Copy everything in the data below exactly except the pictures.

Data records:
--------------------------------
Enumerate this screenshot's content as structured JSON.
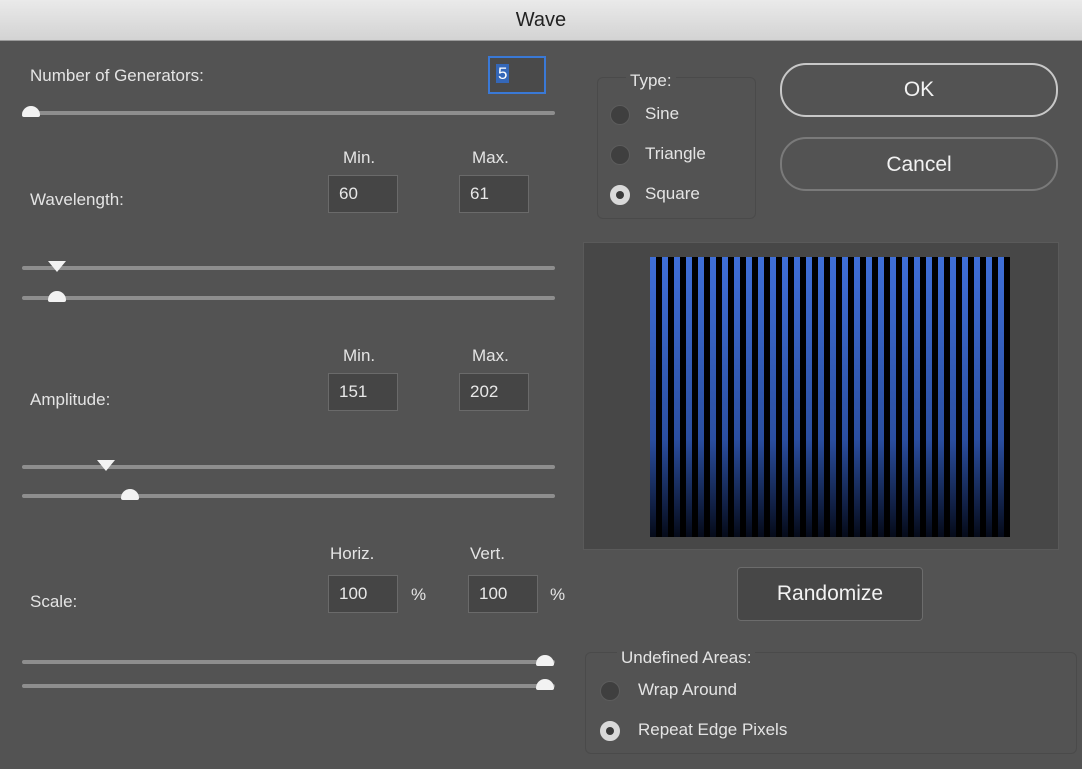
{
  "window": {
    "title": "Wave"
  },
  "generators": {
    "label": "Number of Generators:",
    "value": "5",
    "slider_fraction": 0.0
  },
  "wavelength": {
    "label": "Wavelength:",
    "min_label": "Min.",
    "max_label": "Max.",
    "min": "60",
    "max": "61",
    "min_slider": 0.06,
    "max_slider": 0.06
  },
  "amplitude": {
    "label": "Amplitude:",
    "min_label": "Min.",
    "max_label": "Max.",
    "min": "151",
    "max": "202",
    "min_slider": 0.16,
    "max_slider": 0.21
  },
  "scale": {
    "label": "Scale:",
    "horiz_label": "Horiz.",
    "vert_label": "Vert.",
    "horiz": "100",
    "vert": "100",
    "unit": "%",
    "horiz_slider": 1.0,
    "vert_slider": 1.0
  },
  "type": {
    "title": "Type:",
    "options": [
      {
        "label": "Sine",
        "selected": false
      },
      {
        "label": "Triangle",
        "selected": false
      },
      {
        "label": "Square",
        "selected": true
      }
    ]
  },
  "buttons": {
    "ok": "OK",
    "cancel": "Cancel",
    "randomize": "Randomize"
  },
  "undefined_areas": {
    "title": "Undefined Areas:",
    "options": [
      {
        "label": "Wrap Around",
        "selected": false
      },
      {
        "label": "Repeat Edge Pixels",
        "selected": true
      }
    ]
  },
  "preview": {
    "stripe_color": "#3f6fd8",
    "bar_count": 30
  }
}
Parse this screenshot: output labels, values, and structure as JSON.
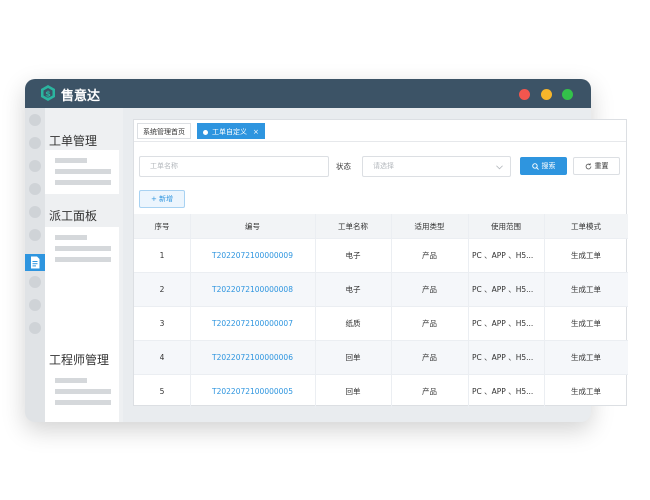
--------------------------------
__Solution for this problem__:
Enumerate this screenshot's content as structured JSON.
{
  "window": {
    "title": "Wave"
  },
  "generators": {
    "label": "Number of Generators:",
    "value": "5",
    "slider_fraction": 0.0
  },
  "wavelength": {
    "label": "Wavelength:",
    "min_label": "Min.",
    "max_label": "Max.",
    "min": "60",
    "max": "61",
    "min_slider": 0.06,
    "max_slider": 0.06
  },
  "amplitude": {
    "label": "Amplitude:",
    "min_label": "Min.",
    "max_label": "Max.",
    "min": "151",
    "max": "202",
    "min_slider": 0.16,
    "max_slider": 0.21
  },
  "scale": {
    "label": "Scale:",
    "horiz_label": "Horiz.",
    "vert_label": "Vert.",
    "horiz": "100",
    "vert": "100",
    "unit": "%",
    "horiz_slider": 1.0,
    "vert_slider": 1.0
  },
  "type": {
    "title": "Type:",
    "options": [
      {
        "label": "Sine",
        "selected": false
      },
      {
        "label": "Triangle",
        "selected": false
      },
      {
        "label": "Square",
        "selected": true
      }
    ]
  },
  "buttons": {
    "ok": "OK",
    "cancel": "Cancel",
    "randomize": "Randomize"
  },
  "undefined_areas": {
    "title": "Undefined Areas:",
    "options": [
      {
        "label": "Wrap Around",
        "selected": false
      },
      {
        "label": "Repeat Edge Pixels",
        "selected": true
      }
    ]
  },
  "preview": {
    "stripe_color": "#3f6fd8",
    "bar_count": 30
  }
}
Parse this screenshot: output labels, values, and structure as JSON.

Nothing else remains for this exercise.